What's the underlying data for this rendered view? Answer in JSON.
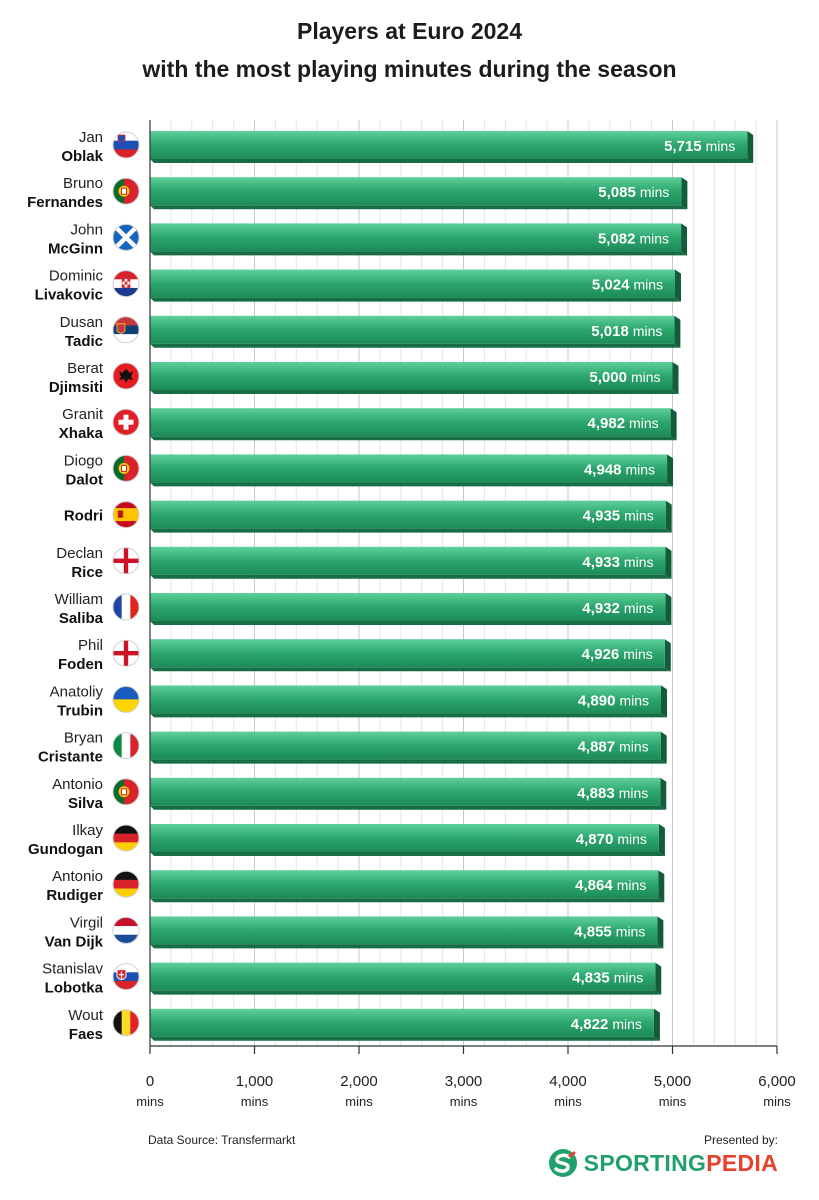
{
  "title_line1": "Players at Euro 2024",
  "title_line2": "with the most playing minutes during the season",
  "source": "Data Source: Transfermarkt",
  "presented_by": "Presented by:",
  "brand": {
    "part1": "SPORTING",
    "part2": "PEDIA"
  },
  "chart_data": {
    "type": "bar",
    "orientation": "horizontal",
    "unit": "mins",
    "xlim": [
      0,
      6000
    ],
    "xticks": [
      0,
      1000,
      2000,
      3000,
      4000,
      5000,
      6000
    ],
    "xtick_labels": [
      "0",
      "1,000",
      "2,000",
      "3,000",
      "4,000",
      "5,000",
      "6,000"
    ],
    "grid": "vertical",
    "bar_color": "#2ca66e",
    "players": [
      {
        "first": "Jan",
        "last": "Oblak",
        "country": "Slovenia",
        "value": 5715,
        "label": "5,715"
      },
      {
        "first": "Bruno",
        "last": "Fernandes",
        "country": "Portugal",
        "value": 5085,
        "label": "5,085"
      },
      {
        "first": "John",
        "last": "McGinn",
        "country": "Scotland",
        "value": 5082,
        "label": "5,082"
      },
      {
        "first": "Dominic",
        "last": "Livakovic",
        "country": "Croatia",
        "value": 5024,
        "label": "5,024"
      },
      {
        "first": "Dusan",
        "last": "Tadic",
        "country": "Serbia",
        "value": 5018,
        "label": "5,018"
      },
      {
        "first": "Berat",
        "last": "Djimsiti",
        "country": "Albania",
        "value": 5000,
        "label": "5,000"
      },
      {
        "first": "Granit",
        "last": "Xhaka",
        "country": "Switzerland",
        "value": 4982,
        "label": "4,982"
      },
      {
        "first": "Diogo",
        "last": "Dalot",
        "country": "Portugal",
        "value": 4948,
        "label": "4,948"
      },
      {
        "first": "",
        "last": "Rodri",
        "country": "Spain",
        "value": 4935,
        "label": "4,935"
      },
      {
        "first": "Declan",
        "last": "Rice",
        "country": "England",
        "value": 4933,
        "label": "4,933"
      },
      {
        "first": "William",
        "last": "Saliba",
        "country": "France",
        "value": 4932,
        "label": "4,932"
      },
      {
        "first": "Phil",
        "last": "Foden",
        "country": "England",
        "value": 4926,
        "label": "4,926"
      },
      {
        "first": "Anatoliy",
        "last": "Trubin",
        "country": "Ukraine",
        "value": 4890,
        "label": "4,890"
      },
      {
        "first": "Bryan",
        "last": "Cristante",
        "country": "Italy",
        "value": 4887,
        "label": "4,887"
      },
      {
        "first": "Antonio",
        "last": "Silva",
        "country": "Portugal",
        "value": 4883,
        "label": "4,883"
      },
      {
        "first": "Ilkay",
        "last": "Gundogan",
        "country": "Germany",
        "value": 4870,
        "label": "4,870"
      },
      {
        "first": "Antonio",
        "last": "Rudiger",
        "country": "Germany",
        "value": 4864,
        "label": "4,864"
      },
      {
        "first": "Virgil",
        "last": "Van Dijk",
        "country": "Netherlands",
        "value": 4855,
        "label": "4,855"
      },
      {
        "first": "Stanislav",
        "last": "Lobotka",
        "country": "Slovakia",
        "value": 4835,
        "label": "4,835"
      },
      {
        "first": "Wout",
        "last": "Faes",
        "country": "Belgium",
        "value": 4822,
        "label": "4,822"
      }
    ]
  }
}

##############################

• _Task description_
Reproduce each line word for word and drop the pictures.

• _The reply_
What's the underlying data for this rendered view? Answer in JSON.
{
  "title_line1": "Players at Euro 2024",
  "title_line2": "with the most playing minutes during the season",
  "source": "Data Source: Transfermarkt",
  "presented_by": "Presented by:",
  "brand": {
    "part1": "SPORTING",
    "part2": "PEDIA"
  },
  "chart_data": {
    "type": "bar",
    "orientation": "horizontal",
    "unit": "mins",
    "xlim": [
      0,
      6000
    ],
    "xticks": [
      0,
      1000,
      2000,
      3000,
      4000,
      5000,
      6000
    ],
    "xtick_labels": [
      "0",
      "1,000",
      "2,000",
      "3,000",
      "4,000",
      "5,000",
      "6,000"
    ],
    "grid": "vertical",
    "bar_color": "#2ca66e",
    "players": [
      {
        "first": "Jan",
        "last": "Oblak",
        "country": "Slovenia",
        "value": 5715,
        "label": "5,715"
      },
      {
        "first": "Bruno",
        "last": "Fernandes",
        "country": "Portugal",
        "value": 5085,
        "label": "5,085"
      },
      {
        "first": "John",
        "last": "McGinn",
        "country": "Scotland",
        "value": 5082,
        "label": "5,082"
      },
      {
        "first": "Dominic",
        "last": "Livakovic",
        "country": "Croatia",
        "value": 5024,
        "label": "5,024"
      },
      {
        "first": "Dusan",
        "last": "Tadic",
        "country": "Serbia",
        "value": 5018,
        "label": "5,018"
      },
      {
        "first": "Berat",
        "last": "Djimsiti",
        "country": "Albania",
        "value": 5000,
        "label": "5,000"
      },
      {
        "first": "Granit",
        "last": "Xhaka",
        "country": "Switzerland",
        "value": 4982,
        "label": "4,982"
      },
      {
        "first": "Diogo",
        "last": "Dalot",
        "country": "Portugal",
        "value": 4948,
        "label": "4,948"
      },
      {
        "first": "",
        "last": "Rodri",
        "country": "Spain",
        "value": 4935,
        "label": "4,935"
      },
      {
        "first": "Declan",
        "last": "Rice",
        "country": "England",
        "value": 4933,
        "label": "4,933"
      },
      {
        "first": "William",
        "last": "Saliba",
        "country": "France",
        "value": 4932,
        "label": "4,932"
      },
      {
        "first": "Phil",
        "last": "Foden",
        "country": "England",
        "value": 4926,
        "label": "4,926"
      },
      {
        "first": "Anatoliy",
        "last": "Trubin",
        "country": "Ukraine",
        "value": 4890,
        "label": "4,890"
      },
      {
        "first": "Bryan",
        "last": "Cristante",
        "country": "Italy",
        "value": 4887,
        "label": "4,887"
      },
      {
        "first": "Antonio",
        "last": "Silva",
        "country": "Portugal",
        "value": 4883,
        "label": "4,883"
      },
      {
        "first": "Ilkay",
        "last": "Gundogan",
        "country": "Germany",
        "value": 4870,
        "label": "4,870"
      },
      {
        "first": "Antonio",
        "last": "Rudiger",
        "country": "Germany",
        "value": 4864,
        "label": "4,864"
      },
      {
        "first": "Virgil",
        "last": "Van Dijk",
        "country": "Netherlands",
        "value": 4855,
        "label": "4,855"
      },
      {
        "first": "Stanislav",
        "last": "Lobotka",
        "country": "Slovakia",
        "value": 4835,
        "label": "4,835"
      },
      {
        "first": "Wout",
        "last": "Faes",
        "country": "Belgium",
        "value": 4822,
        "label": "4,822"
      }
    ]
  }
}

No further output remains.